▶ PROBLEM STATEMENT:
Search the material below for the string "Fermi" and extract each line that has it.

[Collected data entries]
>> START
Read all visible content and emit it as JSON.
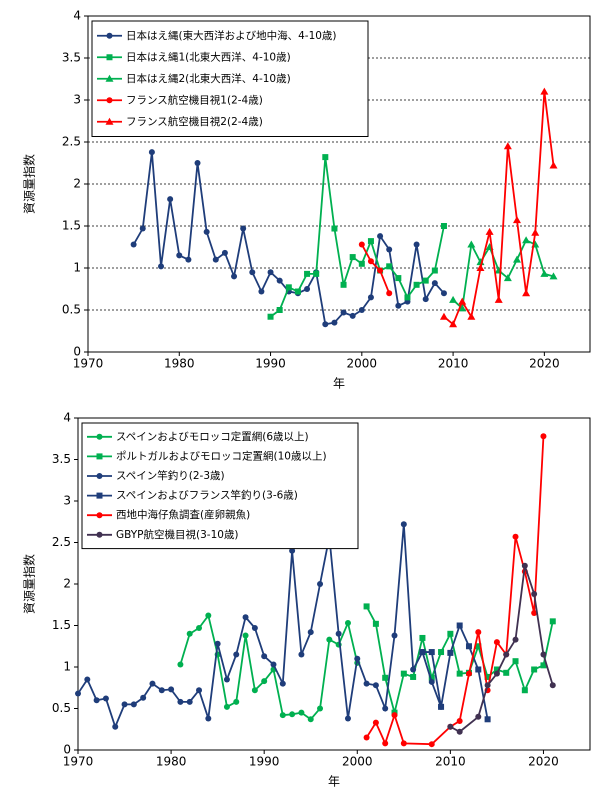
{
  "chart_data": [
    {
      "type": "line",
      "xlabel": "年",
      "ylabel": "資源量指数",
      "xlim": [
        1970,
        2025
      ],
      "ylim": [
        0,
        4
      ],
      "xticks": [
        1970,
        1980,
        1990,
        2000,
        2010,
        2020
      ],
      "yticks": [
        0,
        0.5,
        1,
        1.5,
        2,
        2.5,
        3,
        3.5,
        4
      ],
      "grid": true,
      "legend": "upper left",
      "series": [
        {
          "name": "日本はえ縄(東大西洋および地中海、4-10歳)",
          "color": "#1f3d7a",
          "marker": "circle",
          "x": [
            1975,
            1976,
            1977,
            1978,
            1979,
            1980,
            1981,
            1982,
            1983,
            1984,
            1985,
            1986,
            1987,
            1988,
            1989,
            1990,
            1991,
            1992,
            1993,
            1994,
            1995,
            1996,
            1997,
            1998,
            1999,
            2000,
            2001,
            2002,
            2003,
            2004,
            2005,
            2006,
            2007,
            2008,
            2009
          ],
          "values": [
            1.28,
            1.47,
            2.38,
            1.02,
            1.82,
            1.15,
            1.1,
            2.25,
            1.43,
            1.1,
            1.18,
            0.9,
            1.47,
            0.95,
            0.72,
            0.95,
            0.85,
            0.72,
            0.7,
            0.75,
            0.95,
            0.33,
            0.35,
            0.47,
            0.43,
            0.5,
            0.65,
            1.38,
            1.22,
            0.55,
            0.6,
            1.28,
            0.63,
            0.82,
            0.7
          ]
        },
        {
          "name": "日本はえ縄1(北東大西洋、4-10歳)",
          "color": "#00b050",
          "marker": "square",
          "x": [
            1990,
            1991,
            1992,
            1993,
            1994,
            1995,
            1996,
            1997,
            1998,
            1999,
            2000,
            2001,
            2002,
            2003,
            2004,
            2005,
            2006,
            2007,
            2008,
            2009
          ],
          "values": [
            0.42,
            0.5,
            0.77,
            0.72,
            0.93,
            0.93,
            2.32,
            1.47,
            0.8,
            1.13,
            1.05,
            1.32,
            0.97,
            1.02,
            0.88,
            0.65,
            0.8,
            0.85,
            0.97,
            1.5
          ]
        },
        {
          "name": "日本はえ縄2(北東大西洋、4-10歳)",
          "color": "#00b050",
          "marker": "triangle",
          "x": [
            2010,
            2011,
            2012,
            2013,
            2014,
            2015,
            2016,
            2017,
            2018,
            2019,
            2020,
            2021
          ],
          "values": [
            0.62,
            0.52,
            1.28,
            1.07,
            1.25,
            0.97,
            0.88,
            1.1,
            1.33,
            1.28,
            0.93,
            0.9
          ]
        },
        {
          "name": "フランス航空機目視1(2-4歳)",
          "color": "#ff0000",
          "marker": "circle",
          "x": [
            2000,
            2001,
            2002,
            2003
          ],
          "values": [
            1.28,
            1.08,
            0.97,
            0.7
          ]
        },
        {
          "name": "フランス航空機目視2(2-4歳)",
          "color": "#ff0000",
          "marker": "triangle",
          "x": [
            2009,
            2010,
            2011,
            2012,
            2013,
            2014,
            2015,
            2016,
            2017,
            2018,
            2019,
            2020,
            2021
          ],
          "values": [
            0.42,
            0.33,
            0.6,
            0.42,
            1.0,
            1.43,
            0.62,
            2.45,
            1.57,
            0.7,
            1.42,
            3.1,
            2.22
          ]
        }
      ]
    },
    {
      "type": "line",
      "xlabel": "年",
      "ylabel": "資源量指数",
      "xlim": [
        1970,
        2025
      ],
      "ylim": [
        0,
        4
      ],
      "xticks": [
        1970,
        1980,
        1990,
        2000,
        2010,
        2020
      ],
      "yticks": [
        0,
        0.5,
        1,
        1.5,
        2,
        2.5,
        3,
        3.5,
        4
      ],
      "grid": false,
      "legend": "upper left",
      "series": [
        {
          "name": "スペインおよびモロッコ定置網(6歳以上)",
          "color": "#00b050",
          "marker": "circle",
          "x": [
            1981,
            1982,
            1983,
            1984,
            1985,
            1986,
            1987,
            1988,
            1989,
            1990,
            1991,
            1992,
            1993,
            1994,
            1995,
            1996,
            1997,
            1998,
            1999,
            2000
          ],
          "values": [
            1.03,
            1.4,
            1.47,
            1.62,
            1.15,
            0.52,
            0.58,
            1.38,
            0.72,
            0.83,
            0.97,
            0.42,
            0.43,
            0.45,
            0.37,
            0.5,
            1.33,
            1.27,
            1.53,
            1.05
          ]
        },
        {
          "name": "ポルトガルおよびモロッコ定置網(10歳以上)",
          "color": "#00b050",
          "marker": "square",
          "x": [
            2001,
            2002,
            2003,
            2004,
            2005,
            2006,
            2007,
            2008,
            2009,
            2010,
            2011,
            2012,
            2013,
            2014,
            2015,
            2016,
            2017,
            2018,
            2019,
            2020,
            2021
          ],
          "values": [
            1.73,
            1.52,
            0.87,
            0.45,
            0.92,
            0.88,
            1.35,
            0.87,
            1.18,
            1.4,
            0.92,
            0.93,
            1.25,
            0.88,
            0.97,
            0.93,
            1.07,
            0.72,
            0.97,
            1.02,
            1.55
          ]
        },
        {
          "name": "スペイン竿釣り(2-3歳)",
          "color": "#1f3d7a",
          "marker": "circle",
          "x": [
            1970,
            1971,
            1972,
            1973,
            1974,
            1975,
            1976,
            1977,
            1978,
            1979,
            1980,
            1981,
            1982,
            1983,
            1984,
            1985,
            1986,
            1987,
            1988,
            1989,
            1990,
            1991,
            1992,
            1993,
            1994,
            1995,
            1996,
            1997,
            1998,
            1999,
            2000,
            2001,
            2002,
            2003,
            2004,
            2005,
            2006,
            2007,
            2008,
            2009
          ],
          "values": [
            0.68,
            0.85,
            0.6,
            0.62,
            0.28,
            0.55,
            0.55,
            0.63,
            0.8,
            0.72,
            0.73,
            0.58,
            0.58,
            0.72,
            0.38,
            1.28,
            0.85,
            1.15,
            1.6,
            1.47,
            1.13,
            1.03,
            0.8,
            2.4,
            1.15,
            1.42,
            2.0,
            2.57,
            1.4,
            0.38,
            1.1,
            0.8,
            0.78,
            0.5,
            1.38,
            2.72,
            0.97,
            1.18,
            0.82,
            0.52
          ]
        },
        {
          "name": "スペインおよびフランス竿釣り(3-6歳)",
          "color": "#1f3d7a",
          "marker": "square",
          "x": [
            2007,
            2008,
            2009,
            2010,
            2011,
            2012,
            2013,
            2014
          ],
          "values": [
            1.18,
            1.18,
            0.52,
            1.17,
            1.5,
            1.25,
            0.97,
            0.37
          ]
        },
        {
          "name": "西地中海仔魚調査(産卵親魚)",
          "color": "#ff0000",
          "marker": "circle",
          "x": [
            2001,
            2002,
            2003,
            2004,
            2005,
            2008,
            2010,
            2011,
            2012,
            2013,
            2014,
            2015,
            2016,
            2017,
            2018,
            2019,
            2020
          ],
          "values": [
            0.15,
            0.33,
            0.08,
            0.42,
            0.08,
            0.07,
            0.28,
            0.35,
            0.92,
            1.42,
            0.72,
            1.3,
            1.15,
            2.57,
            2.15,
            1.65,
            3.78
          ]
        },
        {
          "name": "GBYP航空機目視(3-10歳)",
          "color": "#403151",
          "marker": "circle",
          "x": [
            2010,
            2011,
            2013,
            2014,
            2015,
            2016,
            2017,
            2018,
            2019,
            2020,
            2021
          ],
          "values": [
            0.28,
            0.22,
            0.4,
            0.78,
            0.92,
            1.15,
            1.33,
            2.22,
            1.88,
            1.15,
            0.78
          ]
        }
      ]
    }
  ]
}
>> END
>> START
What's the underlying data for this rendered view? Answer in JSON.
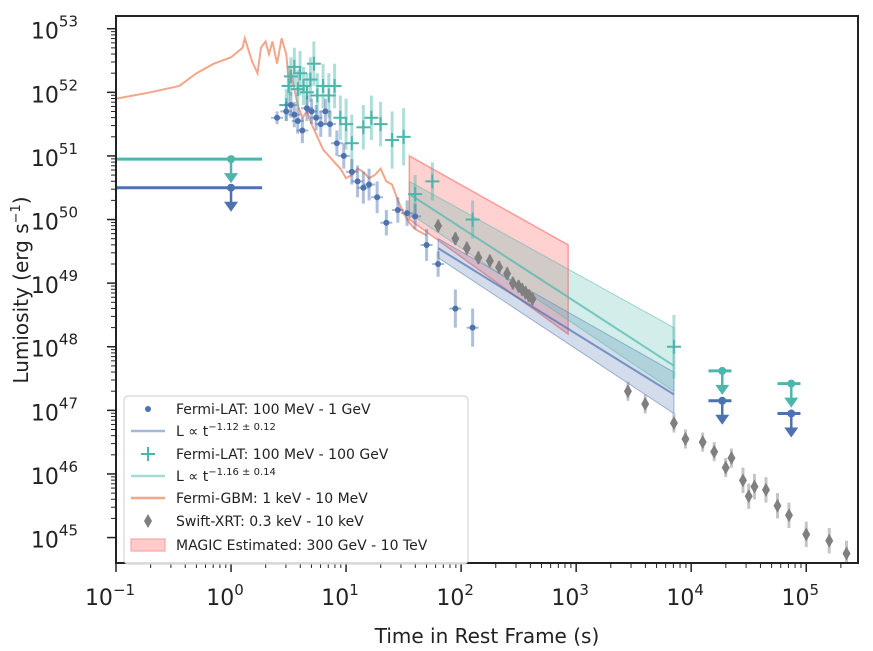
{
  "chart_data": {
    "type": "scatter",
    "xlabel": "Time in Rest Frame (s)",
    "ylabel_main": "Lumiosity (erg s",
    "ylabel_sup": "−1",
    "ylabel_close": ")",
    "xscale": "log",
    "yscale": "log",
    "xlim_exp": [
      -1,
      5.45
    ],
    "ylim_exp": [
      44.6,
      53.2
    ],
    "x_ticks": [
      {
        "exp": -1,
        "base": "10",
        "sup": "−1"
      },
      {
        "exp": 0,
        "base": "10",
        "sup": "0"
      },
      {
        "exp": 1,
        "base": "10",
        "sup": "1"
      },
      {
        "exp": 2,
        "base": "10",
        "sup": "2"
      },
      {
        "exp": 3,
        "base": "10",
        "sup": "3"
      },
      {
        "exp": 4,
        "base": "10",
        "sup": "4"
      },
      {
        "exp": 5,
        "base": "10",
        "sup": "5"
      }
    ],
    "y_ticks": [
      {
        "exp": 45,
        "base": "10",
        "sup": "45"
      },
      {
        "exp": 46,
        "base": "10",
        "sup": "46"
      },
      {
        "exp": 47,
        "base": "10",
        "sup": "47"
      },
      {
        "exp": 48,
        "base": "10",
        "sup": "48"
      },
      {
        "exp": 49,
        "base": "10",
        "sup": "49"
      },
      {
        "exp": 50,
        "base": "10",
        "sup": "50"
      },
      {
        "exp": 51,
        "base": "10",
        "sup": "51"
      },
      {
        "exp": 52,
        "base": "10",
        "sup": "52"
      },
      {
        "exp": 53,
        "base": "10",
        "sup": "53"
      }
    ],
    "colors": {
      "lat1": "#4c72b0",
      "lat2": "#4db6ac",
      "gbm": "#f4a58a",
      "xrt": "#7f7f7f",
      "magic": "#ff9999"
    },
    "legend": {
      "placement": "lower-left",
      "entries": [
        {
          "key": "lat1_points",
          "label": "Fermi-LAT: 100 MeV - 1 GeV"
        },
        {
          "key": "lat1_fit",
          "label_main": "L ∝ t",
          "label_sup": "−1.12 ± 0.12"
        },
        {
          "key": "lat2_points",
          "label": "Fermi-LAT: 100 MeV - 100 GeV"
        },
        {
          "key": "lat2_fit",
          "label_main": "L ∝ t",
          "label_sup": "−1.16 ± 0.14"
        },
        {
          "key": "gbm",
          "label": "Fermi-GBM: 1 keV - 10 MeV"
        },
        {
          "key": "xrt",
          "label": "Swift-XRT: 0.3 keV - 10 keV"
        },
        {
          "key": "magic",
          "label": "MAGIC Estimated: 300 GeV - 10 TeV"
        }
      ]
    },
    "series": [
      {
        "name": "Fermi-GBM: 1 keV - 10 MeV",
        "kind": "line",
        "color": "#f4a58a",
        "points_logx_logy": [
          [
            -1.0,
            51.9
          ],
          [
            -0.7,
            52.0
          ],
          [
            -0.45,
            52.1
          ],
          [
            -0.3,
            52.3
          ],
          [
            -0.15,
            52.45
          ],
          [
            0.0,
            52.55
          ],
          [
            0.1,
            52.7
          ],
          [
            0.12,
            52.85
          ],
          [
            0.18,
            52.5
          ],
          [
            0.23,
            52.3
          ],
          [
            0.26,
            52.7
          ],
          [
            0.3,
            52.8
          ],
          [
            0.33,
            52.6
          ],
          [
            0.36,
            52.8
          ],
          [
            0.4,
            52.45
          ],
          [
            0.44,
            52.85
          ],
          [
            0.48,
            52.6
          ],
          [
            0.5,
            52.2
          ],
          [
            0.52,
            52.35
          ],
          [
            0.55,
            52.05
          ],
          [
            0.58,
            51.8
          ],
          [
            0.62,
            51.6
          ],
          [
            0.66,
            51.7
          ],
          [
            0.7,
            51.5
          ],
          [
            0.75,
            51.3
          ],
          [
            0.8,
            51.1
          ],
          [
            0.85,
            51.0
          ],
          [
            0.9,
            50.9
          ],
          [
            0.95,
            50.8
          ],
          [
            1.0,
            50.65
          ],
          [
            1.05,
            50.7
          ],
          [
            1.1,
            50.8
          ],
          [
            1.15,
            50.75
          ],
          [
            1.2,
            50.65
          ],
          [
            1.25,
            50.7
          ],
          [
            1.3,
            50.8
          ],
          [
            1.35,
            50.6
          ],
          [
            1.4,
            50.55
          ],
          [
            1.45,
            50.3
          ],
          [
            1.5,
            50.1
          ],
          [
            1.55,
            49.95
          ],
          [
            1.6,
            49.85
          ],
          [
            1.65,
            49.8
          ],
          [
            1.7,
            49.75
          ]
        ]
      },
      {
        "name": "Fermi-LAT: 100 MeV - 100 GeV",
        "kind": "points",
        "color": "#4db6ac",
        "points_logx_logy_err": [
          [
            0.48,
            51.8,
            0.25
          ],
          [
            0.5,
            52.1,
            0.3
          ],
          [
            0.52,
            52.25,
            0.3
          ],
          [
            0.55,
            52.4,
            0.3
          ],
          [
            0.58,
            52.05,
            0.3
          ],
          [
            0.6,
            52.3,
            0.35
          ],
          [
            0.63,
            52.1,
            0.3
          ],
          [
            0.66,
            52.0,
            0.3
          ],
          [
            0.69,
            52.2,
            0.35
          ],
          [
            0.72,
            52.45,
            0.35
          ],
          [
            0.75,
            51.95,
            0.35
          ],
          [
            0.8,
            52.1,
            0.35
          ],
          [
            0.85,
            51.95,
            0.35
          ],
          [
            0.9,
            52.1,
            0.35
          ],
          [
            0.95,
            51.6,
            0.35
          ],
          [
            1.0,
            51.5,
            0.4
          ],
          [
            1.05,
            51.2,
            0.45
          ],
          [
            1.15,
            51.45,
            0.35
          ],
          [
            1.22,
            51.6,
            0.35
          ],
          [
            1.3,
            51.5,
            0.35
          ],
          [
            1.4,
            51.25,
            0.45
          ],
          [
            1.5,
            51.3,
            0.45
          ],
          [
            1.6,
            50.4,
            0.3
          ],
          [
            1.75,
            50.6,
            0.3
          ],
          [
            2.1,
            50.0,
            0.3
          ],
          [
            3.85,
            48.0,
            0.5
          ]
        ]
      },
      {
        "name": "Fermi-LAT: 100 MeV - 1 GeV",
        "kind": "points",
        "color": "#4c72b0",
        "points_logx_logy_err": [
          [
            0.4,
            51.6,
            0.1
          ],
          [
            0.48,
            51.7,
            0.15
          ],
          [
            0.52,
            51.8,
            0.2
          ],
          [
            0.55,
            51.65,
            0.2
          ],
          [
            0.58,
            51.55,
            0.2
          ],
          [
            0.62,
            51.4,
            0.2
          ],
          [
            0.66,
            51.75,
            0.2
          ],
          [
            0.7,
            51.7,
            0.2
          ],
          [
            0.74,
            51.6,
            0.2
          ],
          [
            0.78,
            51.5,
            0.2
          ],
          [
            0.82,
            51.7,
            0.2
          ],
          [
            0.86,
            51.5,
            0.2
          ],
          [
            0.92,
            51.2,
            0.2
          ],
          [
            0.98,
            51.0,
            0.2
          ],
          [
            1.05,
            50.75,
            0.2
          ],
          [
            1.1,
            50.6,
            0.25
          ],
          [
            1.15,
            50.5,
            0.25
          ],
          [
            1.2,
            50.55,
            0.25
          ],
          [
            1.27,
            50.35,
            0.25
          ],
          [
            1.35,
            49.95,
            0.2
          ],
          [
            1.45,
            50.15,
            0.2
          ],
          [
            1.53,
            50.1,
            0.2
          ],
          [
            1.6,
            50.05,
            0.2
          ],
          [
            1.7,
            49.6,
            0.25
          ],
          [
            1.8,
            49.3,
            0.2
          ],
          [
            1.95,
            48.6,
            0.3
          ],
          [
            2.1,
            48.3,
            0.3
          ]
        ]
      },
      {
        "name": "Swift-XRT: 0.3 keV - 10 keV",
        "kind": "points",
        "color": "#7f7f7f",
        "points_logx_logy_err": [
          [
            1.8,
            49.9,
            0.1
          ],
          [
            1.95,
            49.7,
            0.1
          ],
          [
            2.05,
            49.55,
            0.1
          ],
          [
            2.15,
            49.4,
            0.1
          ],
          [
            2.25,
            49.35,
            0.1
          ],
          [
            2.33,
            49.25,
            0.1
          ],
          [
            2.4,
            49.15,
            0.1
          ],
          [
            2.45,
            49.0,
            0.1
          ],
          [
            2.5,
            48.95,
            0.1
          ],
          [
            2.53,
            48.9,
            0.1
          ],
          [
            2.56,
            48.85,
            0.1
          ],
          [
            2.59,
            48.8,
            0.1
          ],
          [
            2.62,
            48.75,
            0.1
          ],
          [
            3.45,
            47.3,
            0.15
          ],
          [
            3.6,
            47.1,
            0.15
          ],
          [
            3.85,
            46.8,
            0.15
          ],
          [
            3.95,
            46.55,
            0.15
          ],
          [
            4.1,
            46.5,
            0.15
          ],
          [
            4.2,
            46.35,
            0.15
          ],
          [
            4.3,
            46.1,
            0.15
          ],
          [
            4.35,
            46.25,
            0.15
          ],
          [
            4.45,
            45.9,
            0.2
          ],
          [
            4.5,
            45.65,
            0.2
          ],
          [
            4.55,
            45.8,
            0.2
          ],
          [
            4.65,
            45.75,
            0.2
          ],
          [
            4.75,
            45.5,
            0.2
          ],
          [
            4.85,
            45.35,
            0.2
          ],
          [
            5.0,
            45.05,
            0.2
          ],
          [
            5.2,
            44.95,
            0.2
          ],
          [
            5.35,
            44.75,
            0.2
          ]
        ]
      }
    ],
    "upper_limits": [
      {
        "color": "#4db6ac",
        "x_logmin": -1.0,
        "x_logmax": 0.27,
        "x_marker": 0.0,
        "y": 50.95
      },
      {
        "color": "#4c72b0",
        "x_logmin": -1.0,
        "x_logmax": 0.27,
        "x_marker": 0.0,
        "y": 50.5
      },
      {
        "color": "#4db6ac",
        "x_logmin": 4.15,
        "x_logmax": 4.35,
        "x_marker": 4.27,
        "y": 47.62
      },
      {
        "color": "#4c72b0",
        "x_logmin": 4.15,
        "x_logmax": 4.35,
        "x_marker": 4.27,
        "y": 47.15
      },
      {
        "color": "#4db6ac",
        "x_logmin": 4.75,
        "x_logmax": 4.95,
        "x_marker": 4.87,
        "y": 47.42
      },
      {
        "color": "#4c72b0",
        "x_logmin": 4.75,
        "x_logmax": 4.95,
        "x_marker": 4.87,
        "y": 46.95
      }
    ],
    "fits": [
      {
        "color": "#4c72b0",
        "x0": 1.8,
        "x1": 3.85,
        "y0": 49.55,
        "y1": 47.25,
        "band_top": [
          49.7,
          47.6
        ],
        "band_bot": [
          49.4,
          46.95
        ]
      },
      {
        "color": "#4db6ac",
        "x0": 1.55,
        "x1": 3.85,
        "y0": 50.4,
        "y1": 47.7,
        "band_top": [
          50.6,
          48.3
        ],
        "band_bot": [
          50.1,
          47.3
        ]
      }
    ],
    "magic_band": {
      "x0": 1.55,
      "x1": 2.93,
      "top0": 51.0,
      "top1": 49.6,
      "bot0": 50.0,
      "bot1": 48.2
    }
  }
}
>> END
▶ IN RESPONSE:
          "label": "Fermi-LAT: 100 MeV - 1 GeV"
          "label": "Fermi-LAT: 100 MeV - 100 GeV"
          "label": "Fermi-GBM: 1 keV - 10 MeV"
        "name": "Fermi-GBM: 1 keV - 10 MeV",
        "name": "Fermi-LAT: 100 MeV - 100 GeV",
        "name": "Fermi-LAT: 100 MeV - 1 GeV",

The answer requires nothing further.